#### Data provided ####
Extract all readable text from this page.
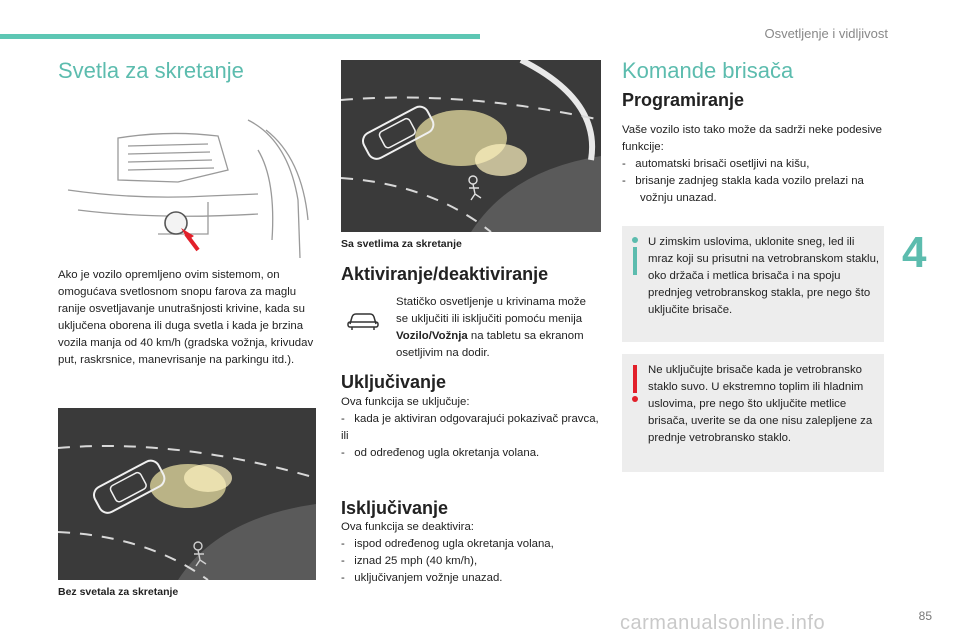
Osvetljenje i vidljivost
4
Svetla za skretanje
Ako je vozilo opremljeno ovim sistemom, on omogućava svetlosnom snopu farova za maglu ranije osvetljavanje unutrašnjosti krivine, kada su uključena oborena ili duga svetla i kada je brzina vozila manja od 40 km/h (gradska vožnja, krivudav put, raskrsnice, manevrisanje na parkingu itd.).
Bez svetala za skretanje
Sa svetlima za skretanje
Aktiviranje/deaktiviranje
Statičko osvetljenje u krivinama može se uključiti ili isključiti pomoću menija Vozilo/Vožnja na tabletu sa ekranom osetljivim na dodir.
Uključivanje
Ova funkcija se uključuje:
-   kada je aktiviran odgovarajući pokazivač pravca,
ili
-   od određenog ugla okretanja volana.
Isključivanje
Ova funkcija se deaktivira:
-   ispod određenog ugla okretanja volana,
-   iznad 25 mph (40 km/h),
-   uključivanjem vožnje unazad.
Komande brisača
Programiranje
Vaše vozilo isto tako može da sadrži neke podesive funkcije:
-   automatski brisači osetljivi na kišu,
-   brisanje zadnjeg stakla kada vozilo prelazi na vožnju unazad.
U zimskim uslovima, uklonite sneg, led ili mraz koji su prisutni na vetrobranskom staklu, oko držača i metlica brisača i na spoju prednjeg vetrobranskog stakla, pre nego što uključite brisače.
Ne uključujte brisače kada je vetrobransko staklo suvo. U ekstremno toplim ili hladnim uslovima, pre nego što uključite metlice brisača, uverite se da one nisu zalepljene za prednje vetrobransko staklo.
carmanualsonline.info	85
####
* _Aim of the task_
Identify how many lines in the entries above contain the word "ugla" and provide only that figure.

* _Exercise output_
2